#### Избранный отрывок ####

Мама правильно решила! Съездить в Аю? К деду? К бабушке? Я бы и не против был, но ведь всякое могло в дороге случиться. Ближний свет – с Урала на Алтай! Беременная на пятом месяце. А вдруг мы с мамой не сможем вернуться. Что скажет отец? Родители мои могли навечно разлучиться. А нам это надо?

Лиза пять лет с зубной болью в сердце ждала встречи со своими детьми. Когда младшему исполнилось три года, её забрали в трудармию и увезли из Аи на Урал. месте с другими немками. Все эти годы Лиза жила надеждой вернуться в Аю на Алтай, к своим детям. Верила, что когда-нибудь весь этот ужас кончится и всех отпустят домой.

Война кончилась, но домой не отпустили. Никого. Даже её, Лизу, многодетную мать. Лизу перевели с лесоповала на атомную стройку. Там, почему-то никак не смогли без неё обойтись. Аж целых два года не смогли обойтись.

#### Фрагменты строк ####

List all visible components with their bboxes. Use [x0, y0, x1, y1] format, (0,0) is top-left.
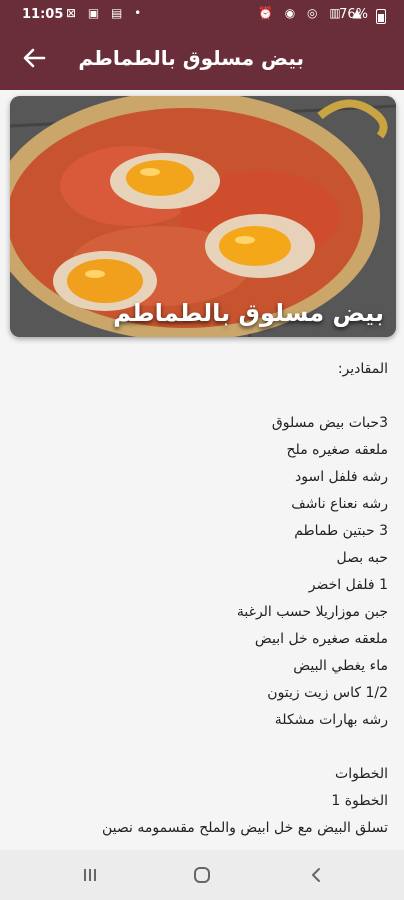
battery-icon [376, 9, 386, 24]
ingredient-item: رشه بهارات مشكلة [274, 712, 388, 728]
app-bar: بيض مسلوق بالطماطم [0, 30, 404, 90]
ingredient-item: رشه فلفل اسود [295, 469, 388, 485]
page-title: بيض مسلوق بالطماطم [78, 46, 304, 70]
system-nav-bar [0, 850, 404, 900]
battery-percent: 76% [339, 7, 368, 22]
ingredient-item: ماء يغطي البيض [293, 658, 388, 674]
back-arrow-icon[interactable] [20, 44, 48, 72]
ingredient-item: ملعقه صغيره خل ابيض [254, 631, 388, 647]
ingredient-item: 3حبات بيض مسلوق [271, 415, 388, 431]
back-icon[interactable] [309, 867, 323, 883]
ingredient-item: رشه نعناع ناشف [291, 496, 388, 512]
ingredient-item: حبه بصل [336, 550, 388, 566]
status-time: 11:05 [22, 7, 64, 22]
steps-heading: الخطوات [335, 766, 388, 782]
status-bar: 11:05 ⊠ ▣ ▤ • ⏰ ◉ ◎ ▥ ▲ 76% [0, 0, 404, 30]
recipe-content: المقادير: 3حبات بيض مسلوق ملعقه صغيره مل… [16, 360, 388, 846]
home-icon[interactable] [194, 867, 210, 883]
ingredients-heading: المقادير: [337, 361, 388, 377]
step-label: الخطوة 1 [331, 793, 388, 809]
ingredient-item: جبن موزاريلا حسب الرغبة [236, 604, 388, 620]
ingredient-item: ملعقه صغيره ملح [286, 442, 388, 458]
recipe-image: بيض مسلوق بالطماطم [10, 96, 396, 337]
recipe-image-caption: بيض مسلوق بالطماطم [113, 299, 384, 327]
notification-icons: ⊠ ▣ ▤ • [66, 6, 146, 20]
recent-apps-icon[interactable] [82, 867, 98, 883]
ingredient-item: 1 فلفل اخضر [308, 577, 388, 593]
ingredient-item: 1/2 كاس زيت زيتون [267, 685, 388, 701]
step-text: تسلق البيض مع خل ابيض والملح مقسمومه نصي… [102, 820, 388, 836]
ingredient-item: 3 حبتين طماطم [294, 523, 388, 539]
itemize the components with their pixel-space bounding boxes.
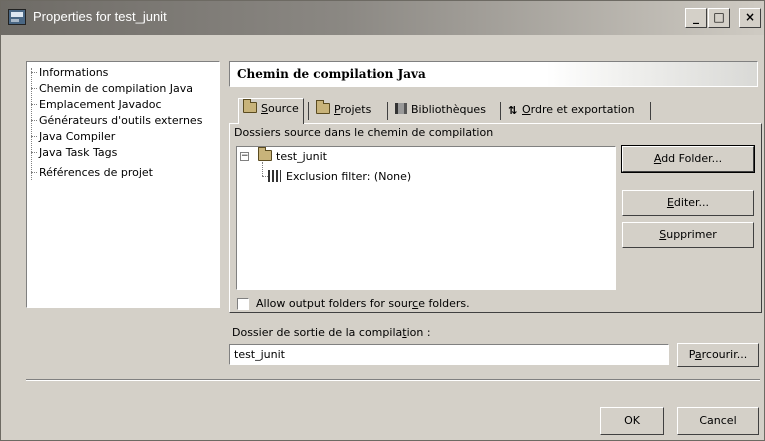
maximize-button[interactable]: □ — [708, 8, 730, 28]
tree-item-java-build-path[interactable]: Chemin de compilation Java — [31, 82, 194, 95]
minimize-button[interactable]: _ — [685, 8, 707, 28]
tab-separator — [500, 102, 501, 120]
title-bar[interactable]: Properties for test_junit _ □ × — [1, 1, 764, 35]
collapse-toggle-icon[interactable]: − — [240, 152, 249, 161]
tree-item-label: Java Task Tags — [39, 146, 118, 159]
source-folder-name: test_junit — [276, 150, 327, 163]
source-folders-list[interactable] — [236, 146, 616, 290]
label-part: Allow output folders for sour — [256, 297, 413, 310]
filter-icon — [268, 170, 281, 182]
tab-separator — [387, 102, 388, 120]
window-title: Properties for test_junit — [33, 9, 167, 24]
folder-icon — [316, 100, 330, 114]
tab-separator — [308, 102, 309, 120]
allow-output-folders-label: Allow output folders for source folders. — [256, 297, 470, 310]
tab-label: ource — [267, 102, 299, 115]
tree-item-javadoc-location[interactable]: Emplacement Javadoc — [31, 98, 162, 111]
output-folder-input[interactable]: test_junit — [229, 344, 669, 365]
tree-item-label: Chemin de compilation Java — [39, 82, 194, 95]
browse-button[interactable]: Parcourir... — [677, 343, 759, 367]
edit-button[interactable]: Editer... — [622, 190, 754, 216]
label-part: Dossier de sortie de la compila — [232, 326, 403, 339]
ok-button[interactable]: OK — [600, 407, 664, 435]
tree-item-project-references[interactable]: Références de projet — [31, 166, 153, 179]
remove-button[interactable]: Supprimer — [622, 222, 754, 248]
package-folder-icon — [258, 147, 272, 161]
allow-output-folders-checkbox[interactable] — [237, 298, 249, 310]
exclusion-filter-label: Exclusion filter: (None) — [286, 170, 412, 183]
page-title: Chemin de compilation Java — [237, 67, 426, 81]
books-icon — [395, 103, 407, 114]
tab-mnemonic: S — [261, 102, 268, 115]
tree-item-label: Informations — [39, 66, 109, 79]
add-folder-button[interactable]: Add Folder... — [621, 145, 755, 173]
exclusion-filter-item[interactable]: Exclusion filter: (None) — [268, 170, 411, 183]
source-folder-item[interactable]: test_junit — [258, 147, 327, 163]
sort-arrows-icon: ⇅ — [508, 104, 518, 117]
tab-source[interactable]: Source — [238, 98, 304, 124]
tab-mnemonic: O — [522, 103, 531, 116]
mnemonic: a — [694, 348, 702, 361]
tree-item-external-builders[interactable]: Générateurs d'outils externes — [31, 114, 203, 127]
tree-item-label: Générateurs d'outils externes — [39, 114, 203, 127]
tree-item-java-compiler[interactable]: Java Compiler — [31, 130, 116, 143]
output-folder-label: Dossier de sortie de la compilation : — [232, 326, 431, 339]
label-part: rcourir... — [701, 348, 748, 361]
property-pages-tree[interactable]: Informations Chemin de compilation Java … — [26, 61, 220, 308]
tree-item-label: Références de projet — [39, 166, 153, 179]
tree-connector-line — [31, 68, 32, 180]
button-label: upprimer — [666, 228, 717, 241]
label-part: e folders. — [418, 297, 470, 310]
tab-order-export[interactable]: ⇅ Ordre et exportation — [504, 100, 639, 122]
tree-item-informations[interactable]: Informations — [31, 66, 109, 79]
tree-connector-line — [262, 162, 263, 176]
tab-label: Bibliothèques — [411, 103, 486, 116]
source-folders-label: Dossiers source dans le chemin de compil… — [234, 126, 494, 139]
tab-label: rdre et exportation — [530, 103, 635, 116]
folder-icon — [243, 99, 257, 113]
close-button[interactable]: × — [739, 8, 761, 28]
tree-item-java-task-tags[interactable]: Java Task Tags — [31, 146, 118, 159]
button-label: diter... — [673, 196, 710, 209]
tab-separator — [650, 102, 651, 120]
tab-label: rojets — [340, 103, 372, 116]
page-header: Chemin de compilation Java — [229, 61, 758, 87]
footer-divider — [26, 379, 760, 381]
window-icon — [8, 9, 26, 25]
tab-projects[interactable]: Projets — [312, 100, 375, 122]
label-part: ion : — [406, 326, 431, 339]
tree-item-label: Emplacement Javadoc — [39, 98, 162, 111]
mnemonic: E — [666, 196, 674, 209]
tab-libraries[interactable]: Bibliothèques — [391, 100, 490, 122]
button-label: dd Folder... — [661, 152, 723, 165]
tree-item-label: Java Compiler — [39, 130, 116, 143]
cancel-button[interactable]: Cancel — [677, 407, 759, 435]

####

#### Список заданий
**A)** Соответствуют ли отрывку утверждения ниже? На каждое ответьте «да» или «нет» и дословно процитируйте решающие слова отрывка.
(i) Лизу забрали в трудармию, когда младшему ребенку исполнилось три года.
(ii) После окончания войны Лизу отпустили домой.
(iii) С лесоповала Лизу перевели на атомную стройку.
**B)** Ответьте по отрывку:
(i) Сколько лет Лиза ждала встречи со своими детьми?
(ii) Откуда и куда, по словам рассказчика в начале отрывка, пришлось бы ехать?
(iii) Сколько лет без Лизы не могли обойтись на атомной стройке?
**C)** Перепишите из отрывка текст, начиная со слов «Мама правильно решила!» и заканчивая словами «нам это надо?».

#### Результаты заданий
**A)**
(i) Да: «Когда младшему исполнилось три года, её забрали в трудармию».
(ii) Нет: «Война кончилась, но домой не отпустили».
(iii) Да: «Лизу перевели с лесоповала на атомную стройку».

**B)**
(i) Пять лет.
(ii) С Урала на Алтай.
(iii) Целых два года.

**C)**
Мама правильно решила! Съездить в Аю? К деду? К бабушке? Я бы и не против был, но ведь всякое могло в дороге случиться. Ближний свет – с Урала на Алтай! Беременная на пятом месяце. А вдруг мы с мамой не сможем вернуться. Что скажет отец? Родители мои могли навечно разлучиться. А нам это надо?